**What is asked**
Using the listing below, report all lines holding the word "topics".

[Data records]
-- BEGIN --

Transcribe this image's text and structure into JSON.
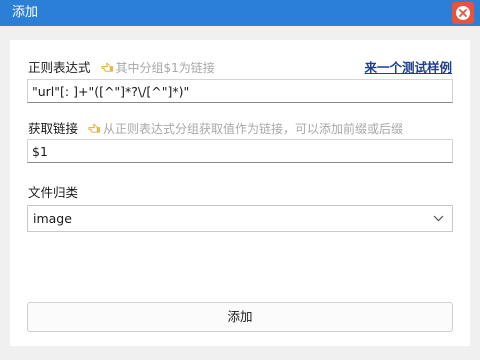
{
  "window": {
    "title": "添加",
    "accent_color": "#2b7fd6",
    "close_color": "#e8533b",
    "close_icon": "close-circle-icon"
  },
  "regex": {
    "label": "正则表达式",
    "hint_icon": "pointing-hand-icon",
    "hint": "其中分组$1为链接",
    "sample_link": "来一个测试样例",
    "value": "\"url\"[: ]+\"([^\"]*?\\/[^\"]*)\""
  },
  "link": {
    "label": "获取链接",
    "hint_icon": "pointing-hand-icon",
    "hint": "从正则表达式分组获取值作为链接，可以添加前缀或后缀",
    "value": "$1"
  },
  "category": {
    "label": "文件归类",
    "selected": "image",
    "dropdown_icon": "chevron-down-icon"
  },
  "submit": {
    "label": "添加"
  }
}
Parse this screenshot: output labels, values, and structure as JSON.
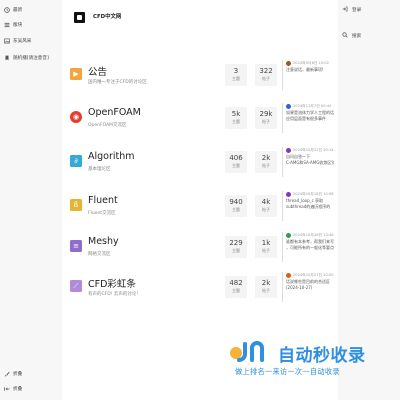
{
  "sidebar": {
    "items": [
      {
        "label": "最新",
        "icon": "clock-icon"
      },
      {
        "label": "版块",
        "icon": "list-icon"
      },
      {
        "label": "东吴风采",
        "icon": "image-icon"
      },
      {
        "label": "随机播[请注意音]",
        "icon": "bookmark-icon"
      }
    ],
    "bottom_items": [
      {
        "label": "折叠",
        "icon": "brush-icon"
      },
      {
        "label": "折叠",
        "icon": "collapse-icon"
      }
    ]
  },
  "right_nav": {
    "login": "登录",
    "search": "搜索"
  },
  "header": {
    "site_name": "CFD中文网"
  },
  "stat_labels": {
    "topics": "主题",
    "posts": "帖子"
  },
  "categories": [
    {
      "title": "公告",
      "description": "国内唯一专注于CFD的讨论区",
      "icon": "megaphone-icon",
      "icon_color": "#f3a43b",
      "icon_glyph": "▶",
      "topics": "3",
      "posts": "322",
      "latest": {
        "time": "2024年5月8日 15:02",
        "lines": [
          "注意说话，最新事项!"
        ],
        "avatar_color": "#a0522d"
      }
    },
    {
      "title": "OpenFOAM",
      "description": "OpenFOAM交流区",
      "icon": "openfoam-icon",
      "icon_color": "#e53d2f",
      "icon_glyph": "◉",
      "topics": "5k",
      "posts": "29k",
      "latest": {
        "time": "2024年11月7日 00:44",
        "lines": [
          "如果是流体力学人工程的话",
          "应用层面是有很多事件"
        ],
        "avatar_color": "#3b5bdb"
      }
    },
    {
      "title": "Algorithm",
      "description": "基本理论区",
      "icon": "formula-icon",
      "icon_color": "#36a9d6",
      "icon_glyph": "∂",
      "topics": "406",
      "posts": "2k",
      "latest": {
        "time": "2024年10月22日 20:14",
        "lines": [
          "自问自答一下",
          "C-AMG和SA-AMG收敛区别"
        ],
        "avatar_color": "#7b3fb3"
      }
    },
    {
      "title": "Fluent",
      "description": "Fluent交流区",
      "icon": "fluent-icon",
      "icon_color": "#e6b435",
      "icon_glyph": "ß",
      "topics": "940",
      "posts": "4k",
      "latest": {
        "time": "2024年10月18日 10:58",
        "lines": [
          "thread_loop_c 获取",
          "subthread的遍历程序的"
        ],
        "avatar_color": "#7b3fb3"
      }
    },
    {
      "title": "Meshy",
      "description": "网格交流区",
      "icon": "mesh-icon",
      "icon_color": "#8f6dcf",
      "icon_glyph": "≡",
      "topics": "229",
      "posts": "1k",
      "latest": {
        "time": "2024年10月28日 13:46",
        "lines": [
          "谁都有本参考，帮我们来写",
          "，可能所有的一般化等要点"
        ],
        "avatar_color": "#2f9e44"
      }
    },
    {
      "title": "CFD彩虹条",
      "description": "有声的CFD! 云声的讨论!",
      "icon": "chart-icon",
      "icon_color": "#b18ad9",
      "icon_glyph": "⟋",
      "topics": "482",
      "posts": "2k",
      "latest": {
        "time": "2024年10月27日 20:00",
        "lines": [
          "话说哪些是目前的合适区",
          "(2024-10-27)"
        ],
        "avatar_color": "#e8590c"
      }
    }
  ],
  "watermark": {
    "big": "自动秒收录",
    "small": "做上排名一来访一次一自动收录"
  }
}
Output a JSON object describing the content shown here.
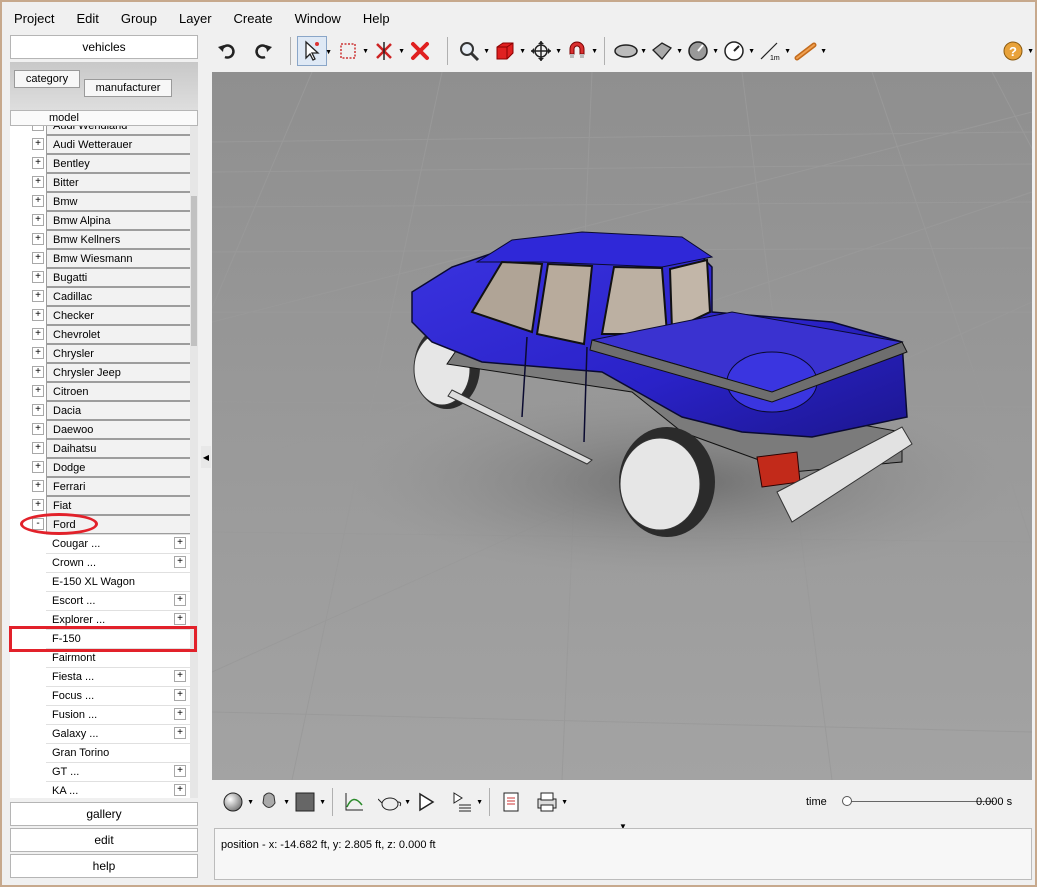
{
  "menu": [
    "Project",
    "Edit",
    "Group",
    "Layer",
    "Create",
    "Window",
    "Help"
  ],
  "left_panel": {
    "vehicles_button": "vehicles",
    "tabs": {
      "category": "category",
      "manufacturer": "manufacturer"
    },
    "column_header": "model",
    "list": [
      {
        "label": "Audi Wendland",
        "type": "parent",
        "expander": "+"
      },
      {
        "label": "Audi Wetterauer",
        "type": "parent",
        "expander": "+"
      },
      {
        "label": "Bentley",
        "type": "parent",
        "expander": "+"
      },
      {
        "label": "Bitter",
        "type": "parent",
        "expander": "+"
      },
      {
        "label": "Bmw",
        "type": "parent",
        "expander": "+"
      },
      {
        "label": "Bmw Alpina",
        "type": "parent",
        "expander": "+"
      },
      {
        "label": "Bmw Kellners",
        "type": "parent",
        "expander": "+"
      },
      {
        "label": "Bmw Wiesmann",
        "type": "parent",
        "expander": "+"
      },
      {
        "label": "Bugatti",
        "type": "parent",
        "expander": "+"
      },
      {
        "label": "Cadillac",
        "type": "parent",
        "expander": "+"
      },
      {
        "label": "Checker",
        "type": "parent",
        "expander": "+"
      },
      {
        "label": "Chevrolet",
        "type": "parent",
        "expander": "+"
      },
      {
        "label": "Chrysler",
        "type": "parent",
        "expander": "+"
      },
      {
        "label": "Chrysler Jeep",
        "type": "parent",
        "expander": "+"
      },
      {
        "label": "Citroen",
        "type": "parent",
        "expander": "+"
      },
      {
        "label": "Dacia",
        "type": "parent",
        "expander": "+"
      },
      {
        "label": "Daewoo",
        "type": "parent",
        "expander": "+"
      },
      {
        "label": "Daihatsu",
        "type": "parent",
        "expander": "+"
      },
      {
        "label": "Dodge",
        "type": "parent",
        "expander": "+"
      },
      {
        "label": "Ferrari",
        "type": "parent",
        "expander": "+"
      },
      {
        "label": "Fiat",
        "type": "parent",
        "expander": "+"
      },
      {
        "label": "Ford",
        "type": "parent",
        "expander": "-"
      },
      {
        "label": "Cougar ...",
        "type": "child",
        "plus": "+"
      },
      {
        "label": "Crown ...",
        "type": "child",
        "plus": "+"
      },
      {
        "label": "E-150 XL Wagon",
        "type": "child",
        "plus": ""
      },
      {
        "label": "Escort ...",
        "type": "child",
        "plus": "+"
      },
      {
        "label": "Explorer ...",
        "type": "child",
        "plus": "+"
      },
      {
        "label": "F-150",
        "type": "child",
        "plus": ""
      },
      {
        "label": "Fairmont",
        "type": "child",
        "plus": ""
      },
      {
        "label": "Fiesta ...",
        "type": "child",
        "plus": "+"
      },
      {
        "label": "Focus ...",
        "type": "child",
        "plus": "+"
      },
      {
        "label": "Fusion ...",
        "type": "child",
        "plus": "+"
      },
      {
        "label": "Galaxy ...",
        "type": "child",
        "plus": "+"
      },
      {
        "label": "Gran Torino",
        "type": "child",
        "plus": ""
      },
      {
        "label": "GT ...",
        "type": "child",
        "plus": "+"
      },
      {
        "label": "KA ...",
        "type": "child",
        "plus": "+"
      }
    ],
    "gallery_button": "gallery",
    "edit_button": "edit",
    "help_button": "help"
  },
  "toolbar": {
    "tools": [
      "undo-icon",
      "redo-icon",
      "select-arrow-icon",
      "select-rect-icon",
      "mirror-icon",
      "delete-icon",
      "zoom-icon",
      "cube-icon",
      "move-icon",
      "magnet-icon",
      "ellipse-icon",
      "plane-icon",
      "angle-icon",
      "gauge-icon",
      "ruler-1m-icon",
      "baton-icon",
      "help-icon"
    ],
    "ruler_label": "1m"
  },
  "bottom_toolbar": {
    "time_label": "time",
    "time_value": "0.000 s",
    "time_fraction": 0
  },
  "status": {
    "position_text": "position - x: -14.682 ft, y: 2.805 ft, z: 0.000 ft"
  },
  "colors": {
    "accent_red": "#e2212a",
    "truck_blue": "#2a22c8"
  }
}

-- END --

**Response**
    "topics": "主题",
      "topics": "3",
      "topics": "5k",
      "topics": "406",
      "topics": "940",
      "topics": "229",
      "topics": "482",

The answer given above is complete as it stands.